Each line containing the word "this" needs to be copied.

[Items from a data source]
■ ■ ■ ■ ■ ■ ■
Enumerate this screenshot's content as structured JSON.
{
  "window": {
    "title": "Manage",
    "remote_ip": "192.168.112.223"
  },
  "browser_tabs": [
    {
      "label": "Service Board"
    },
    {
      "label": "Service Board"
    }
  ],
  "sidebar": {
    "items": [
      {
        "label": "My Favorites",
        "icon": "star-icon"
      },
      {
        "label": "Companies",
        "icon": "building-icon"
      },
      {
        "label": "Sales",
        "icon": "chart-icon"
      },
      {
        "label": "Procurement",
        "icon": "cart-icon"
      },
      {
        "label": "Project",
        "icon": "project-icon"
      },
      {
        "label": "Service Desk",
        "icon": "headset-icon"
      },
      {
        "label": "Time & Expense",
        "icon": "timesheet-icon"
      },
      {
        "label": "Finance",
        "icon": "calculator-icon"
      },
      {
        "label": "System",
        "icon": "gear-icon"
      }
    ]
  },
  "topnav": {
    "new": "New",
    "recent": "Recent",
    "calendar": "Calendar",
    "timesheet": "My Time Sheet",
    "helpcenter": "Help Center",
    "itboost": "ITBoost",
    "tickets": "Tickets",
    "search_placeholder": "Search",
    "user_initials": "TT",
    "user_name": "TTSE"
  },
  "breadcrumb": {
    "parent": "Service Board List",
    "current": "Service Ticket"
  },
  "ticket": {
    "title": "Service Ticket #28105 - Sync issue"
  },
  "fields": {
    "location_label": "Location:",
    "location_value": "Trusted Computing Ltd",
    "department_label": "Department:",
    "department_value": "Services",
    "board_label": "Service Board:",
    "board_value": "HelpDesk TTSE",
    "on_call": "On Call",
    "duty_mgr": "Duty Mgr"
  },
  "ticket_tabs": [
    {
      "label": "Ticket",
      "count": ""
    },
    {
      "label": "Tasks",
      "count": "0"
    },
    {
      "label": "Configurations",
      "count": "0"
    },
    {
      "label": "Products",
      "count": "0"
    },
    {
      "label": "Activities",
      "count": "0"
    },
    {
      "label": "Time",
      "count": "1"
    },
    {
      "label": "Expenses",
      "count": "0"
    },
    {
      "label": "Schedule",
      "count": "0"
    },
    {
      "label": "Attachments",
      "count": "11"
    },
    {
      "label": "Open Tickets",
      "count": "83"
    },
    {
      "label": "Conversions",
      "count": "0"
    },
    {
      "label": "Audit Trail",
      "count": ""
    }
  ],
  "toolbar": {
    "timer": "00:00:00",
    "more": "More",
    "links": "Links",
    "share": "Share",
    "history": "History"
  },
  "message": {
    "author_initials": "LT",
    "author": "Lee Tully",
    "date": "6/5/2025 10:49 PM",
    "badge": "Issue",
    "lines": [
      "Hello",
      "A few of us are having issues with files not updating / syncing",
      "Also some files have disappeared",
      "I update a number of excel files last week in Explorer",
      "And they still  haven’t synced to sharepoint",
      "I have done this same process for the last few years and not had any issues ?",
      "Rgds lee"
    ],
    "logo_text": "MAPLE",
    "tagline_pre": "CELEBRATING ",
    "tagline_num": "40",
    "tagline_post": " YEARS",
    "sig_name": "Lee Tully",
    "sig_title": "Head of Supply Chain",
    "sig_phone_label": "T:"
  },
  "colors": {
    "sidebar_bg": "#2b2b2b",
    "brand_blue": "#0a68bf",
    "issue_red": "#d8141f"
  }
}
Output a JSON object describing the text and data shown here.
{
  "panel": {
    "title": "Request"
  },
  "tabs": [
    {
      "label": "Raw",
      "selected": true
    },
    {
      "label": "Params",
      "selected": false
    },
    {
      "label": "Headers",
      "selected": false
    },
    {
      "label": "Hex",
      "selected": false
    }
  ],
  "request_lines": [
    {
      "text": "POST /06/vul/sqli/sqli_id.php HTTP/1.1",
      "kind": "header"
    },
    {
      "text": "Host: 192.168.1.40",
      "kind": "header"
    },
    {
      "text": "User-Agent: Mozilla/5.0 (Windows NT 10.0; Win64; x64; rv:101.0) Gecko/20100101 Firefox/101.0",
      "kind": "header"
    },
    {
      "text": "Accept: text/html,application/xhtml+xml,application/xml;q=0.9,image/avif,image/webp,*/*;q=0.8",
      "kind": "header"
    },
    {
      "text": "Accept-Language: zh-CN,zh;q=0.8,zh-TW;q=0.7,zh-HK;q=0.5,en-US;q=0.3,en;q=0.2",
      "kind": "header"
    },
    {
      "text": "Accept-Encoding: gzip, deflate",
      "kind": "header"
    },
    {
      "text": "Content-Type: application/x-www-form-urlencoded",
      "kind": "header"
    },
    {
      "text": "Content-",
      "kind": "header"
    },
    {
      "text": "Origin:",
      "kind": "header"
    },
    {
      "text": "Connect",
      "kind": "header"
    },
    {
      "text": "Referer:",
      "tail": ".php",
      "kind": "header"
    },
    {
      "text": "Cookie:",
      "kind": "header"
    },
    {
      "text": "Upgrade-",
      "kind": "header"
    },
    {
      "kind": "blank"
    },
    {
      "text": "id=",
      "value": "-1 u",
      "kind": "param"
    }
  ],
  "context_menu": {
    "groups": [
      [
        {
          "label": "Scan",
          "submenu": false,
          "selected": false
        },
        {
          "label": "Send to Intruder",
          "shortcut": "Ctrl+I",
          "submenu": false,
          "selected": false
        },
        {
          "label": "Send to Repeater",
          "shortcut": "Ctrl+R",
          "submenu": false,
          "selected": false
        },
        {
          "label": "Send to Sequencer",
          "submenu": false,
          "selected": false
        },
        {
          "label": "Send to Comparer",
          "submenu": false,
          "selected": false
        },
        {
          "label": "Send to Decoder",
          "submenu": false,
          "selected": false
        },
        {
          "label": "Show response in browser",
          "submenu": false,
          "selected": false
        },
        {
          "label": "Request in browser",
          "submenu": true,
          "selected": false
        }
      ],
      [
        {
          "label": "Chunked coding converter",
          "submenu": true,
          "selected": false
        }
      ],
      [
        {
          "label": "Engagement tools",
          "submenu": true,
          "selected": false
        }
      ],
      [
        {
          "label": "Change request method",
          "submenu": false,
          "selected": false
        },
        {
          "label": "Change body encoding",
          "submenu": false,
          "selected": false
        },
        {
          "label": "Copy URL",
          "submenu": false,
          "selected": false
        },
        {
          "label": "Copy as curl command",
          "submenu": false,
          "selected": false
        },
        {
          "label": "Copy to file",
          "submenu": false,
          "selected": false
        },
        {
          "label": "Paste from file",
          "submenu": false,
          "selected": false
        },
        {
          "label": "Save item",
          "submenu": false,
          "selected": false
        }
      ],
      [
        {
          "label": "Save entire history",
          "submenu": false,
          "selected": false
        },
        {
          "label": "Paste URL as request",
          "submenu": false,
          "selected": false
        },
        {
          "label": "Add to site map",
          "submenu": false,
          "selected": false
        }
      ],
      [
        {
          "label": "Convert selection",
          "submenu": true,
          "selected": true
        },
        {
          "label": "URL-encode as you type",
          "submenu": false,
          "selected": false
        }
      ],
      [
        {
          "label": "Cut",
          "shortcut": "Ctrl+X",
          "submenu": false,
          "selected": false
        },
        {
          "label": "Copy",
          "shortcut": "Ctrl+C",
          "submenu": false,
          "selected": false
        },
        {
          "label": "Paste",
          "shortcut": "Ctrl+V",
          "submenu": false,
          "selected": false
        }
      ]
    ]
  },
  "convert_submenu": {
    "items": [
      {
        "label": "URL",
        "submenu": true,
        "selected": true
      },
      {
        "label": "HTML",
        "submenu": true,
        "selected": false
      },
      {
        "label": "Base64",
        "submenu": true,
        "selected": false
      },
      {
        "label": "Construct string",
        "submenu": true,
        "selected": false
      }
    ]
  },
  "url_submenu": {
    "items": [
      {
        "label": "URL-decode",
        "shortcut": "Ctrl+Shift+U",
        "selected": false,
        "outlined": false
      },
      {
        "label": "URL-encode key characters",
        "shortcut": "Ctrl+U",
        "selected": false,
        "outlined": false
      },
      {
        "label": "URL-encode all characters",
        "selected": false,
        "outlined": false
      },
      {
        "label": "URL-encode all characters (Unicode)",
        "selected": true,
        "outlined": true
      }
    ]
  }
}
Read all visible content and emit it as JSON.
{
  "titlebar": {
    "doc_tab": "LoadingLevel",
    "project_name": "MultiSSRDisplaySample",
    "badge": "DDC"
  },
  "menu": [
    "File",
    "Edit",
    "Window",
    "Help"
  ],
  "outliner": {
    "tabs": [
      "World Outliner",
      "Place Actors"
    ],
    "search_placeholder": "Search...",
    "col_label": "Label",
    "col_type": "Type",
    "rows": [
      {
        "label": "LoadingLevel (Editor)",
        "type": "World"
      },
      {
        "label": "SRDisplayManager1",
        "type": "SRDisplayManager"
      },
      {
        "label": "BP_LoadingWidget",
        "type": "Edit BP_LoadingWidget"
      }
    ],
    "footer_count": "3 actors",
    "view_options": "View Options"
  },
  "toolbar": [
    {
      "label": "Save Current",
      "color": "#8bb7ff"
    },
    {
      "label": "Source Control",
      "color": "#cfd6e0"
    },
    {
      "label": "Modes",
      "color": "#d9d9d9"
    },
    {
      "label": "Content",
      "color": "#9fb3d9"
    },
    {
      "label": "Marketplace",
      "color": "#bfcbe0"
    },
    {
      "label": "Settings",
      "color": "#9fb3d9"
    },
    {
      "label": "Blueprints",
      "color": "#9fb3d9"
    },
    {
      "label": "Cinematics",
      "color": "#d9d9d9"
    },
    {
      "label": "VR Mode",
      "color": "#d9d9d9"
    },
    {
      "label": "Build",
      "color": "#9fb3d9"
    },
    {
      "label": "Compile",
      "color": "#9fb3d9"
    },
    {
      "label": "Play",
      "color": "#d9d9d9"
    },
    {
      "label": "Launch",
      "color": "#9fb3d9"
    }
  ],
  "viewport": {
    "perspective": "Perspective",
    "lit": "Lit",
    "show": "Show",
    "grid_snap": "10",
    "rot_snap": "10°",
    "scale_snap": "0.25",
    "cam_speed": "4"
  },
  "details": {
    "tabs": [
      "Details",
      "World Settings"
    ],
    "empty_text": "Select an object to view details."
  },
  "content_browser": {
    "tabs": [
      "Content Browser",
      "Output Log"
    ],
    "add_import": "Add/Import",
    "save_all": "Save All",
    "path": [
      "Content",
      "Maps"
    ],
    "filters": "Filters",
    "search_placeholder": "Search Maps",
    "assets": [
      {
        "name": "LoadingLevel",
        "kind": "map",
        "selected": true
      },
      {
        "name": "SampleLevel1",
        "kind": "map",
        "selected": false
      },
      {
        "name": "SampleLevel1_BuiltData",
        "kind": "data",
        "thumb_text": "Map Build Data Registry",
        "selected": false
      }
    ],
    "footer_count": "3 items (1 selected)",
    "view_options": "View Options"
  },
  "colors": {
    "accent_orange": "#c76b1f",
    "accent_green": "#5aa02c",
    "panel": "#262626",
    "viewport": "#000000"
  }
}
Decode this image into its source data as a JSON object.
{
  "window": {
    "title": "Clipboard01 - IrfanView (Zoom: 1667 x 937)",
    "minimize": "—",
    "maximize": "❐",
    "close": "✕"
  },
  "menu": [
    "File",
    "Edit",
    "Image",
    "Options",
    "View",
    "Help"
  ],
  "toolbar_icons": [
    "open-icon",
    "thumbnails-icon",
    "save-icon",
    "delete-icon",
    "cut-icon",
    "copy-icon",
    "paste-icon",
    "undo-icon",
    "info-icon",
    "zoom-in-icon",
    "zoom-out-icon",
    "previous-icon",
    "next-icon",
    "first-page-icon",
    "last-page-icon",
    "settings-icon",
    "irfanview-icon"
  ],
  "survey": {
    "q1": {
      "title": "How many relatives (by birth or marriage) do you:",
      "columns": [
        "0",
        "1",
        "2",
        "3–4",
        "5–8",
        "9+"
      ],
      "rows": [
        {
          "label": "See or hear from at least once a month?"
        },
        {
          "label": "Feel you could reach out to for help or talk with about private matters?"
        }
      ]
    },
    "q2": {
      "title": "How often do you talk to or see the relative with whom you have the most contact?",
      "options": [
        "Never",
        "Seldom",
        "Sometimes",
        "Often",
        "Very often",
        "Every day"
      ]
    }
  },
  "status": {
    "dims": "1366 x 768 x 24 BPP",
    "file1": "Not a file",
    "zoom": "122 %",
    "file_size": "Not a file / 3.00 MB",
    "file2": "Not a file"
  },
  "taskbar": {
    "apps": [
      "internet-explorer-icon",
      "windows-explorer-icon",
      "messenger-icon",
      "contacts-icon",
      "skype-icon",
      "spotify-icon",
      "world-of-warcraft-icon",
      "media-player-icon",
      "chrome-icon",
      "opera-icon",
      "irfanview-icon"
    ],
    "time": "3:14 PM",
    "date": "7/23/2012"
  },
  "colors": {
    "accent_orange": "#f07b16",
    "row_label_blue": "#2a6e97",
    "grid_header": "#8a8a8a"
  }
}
■ ■ ■ ■ ■ ■ ■
**Task answer:**
Enumerate this screenshot's content as structured JSON.
      "I have done this same process for the last few years and not had any issues ?",
Decode this image into its source data as a JSON object.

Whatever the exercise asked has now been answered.